*INSTRUCTIONS TO FOLLOW:* Your task is to copy every record exactly.

(Extracted records)
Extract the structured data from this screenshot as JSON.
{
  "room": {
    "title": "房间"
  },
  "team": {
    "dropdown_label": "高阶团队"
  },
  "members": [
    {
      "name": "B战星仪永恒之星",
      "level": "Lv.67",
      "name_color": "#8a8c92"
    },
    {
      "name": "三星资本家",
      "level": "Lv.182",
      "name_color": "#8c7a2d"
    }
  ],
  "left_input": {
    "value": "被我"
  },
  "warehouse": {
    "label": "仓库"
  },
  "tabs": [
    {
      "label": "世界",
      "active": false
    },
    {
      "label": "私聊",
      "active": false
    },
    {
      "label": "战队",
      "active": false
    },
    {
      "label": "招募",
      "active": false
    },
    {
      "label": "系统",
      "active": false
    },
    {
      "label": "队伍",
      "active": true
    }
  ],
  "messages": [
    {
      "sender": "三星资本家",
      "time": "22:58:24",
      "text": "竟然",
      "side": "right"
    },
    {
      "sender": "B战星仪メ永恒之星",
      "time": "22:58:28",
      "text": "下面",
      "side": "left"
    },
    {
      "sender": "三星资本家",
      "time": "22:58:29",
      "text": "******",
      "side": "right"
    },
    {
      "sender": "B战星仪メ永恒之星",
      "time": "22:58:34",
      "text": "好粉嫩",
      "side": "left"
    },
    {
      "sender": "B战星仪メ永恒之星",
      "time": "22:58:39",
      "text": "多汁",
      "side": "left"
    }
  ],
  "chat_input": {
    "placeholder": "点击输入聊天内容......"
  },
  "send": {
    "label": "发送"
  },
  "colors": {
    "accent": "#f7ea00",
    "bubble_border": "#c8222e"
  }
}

*TASK OUTPUT:*
Extract the structured data from this screenshot as JSON.
{
  "room": {
    "title": "房间"
  },
  "team": {
    "dropdown_label": "高阶团队"
  },
  "members": [
    {
      "name": "B战星仪永恒之星",
      "level": "Lv.67",
      "name_color": "#8a8c92"
    },
    {
      "name": "三星资本家",
      "level": "Lv.182",
      "name_color": "#8c7a2d"
    }
  ],
  "left_input": {
    "value": "被我"
  },
  "warehouse": {
    "label": "仓库"
  },
  "tabs": [
    {
      "label": "世界",
      "active": false
    },
    {
      "label": "私聊",
      "active": false
    },
    {
      "label": "战队",
      "active": false
    },
    {
      "label": "招募",
      "active": false
    },
    {
      "label": "系统",
      "active": false
    },
    {
      "label": "队伍",
      "active": true
    }
  ],
  "messages": [
    {
      "sender": "三星资本家",
      "time": "22:58:24",
      "text": "竟然",
      "side": "right"
    },
    {
      "sender": "B战星仪メ永恒之星",
      "time": "22:58:28",
      "text": "下面",
      "side": "left"
    },
    {
      "sender": "三星资本家",
      "time": "22:58:29",
      "text": "******",
      "side": "right"
    },
    {
      "sender": "B战星仪メ永恒之星",
      "time": "22:58:34",
      "text": "好粉嫩",
      "side": "left"
    },
    {
      "sender": "B战星仪メ永恒之星",
      "time": "22:58:39",
      "text": "多汁",
      "side": "left"
    }
  ],
  "chat_input": {
    "placeholder": "点击输入聊天内容......"
  },
  "send": {
    "label": "发送"
  },
  "colors": {
    "accent": "#f7ea00",
    "bubble_border": "#c8222e"
  }
}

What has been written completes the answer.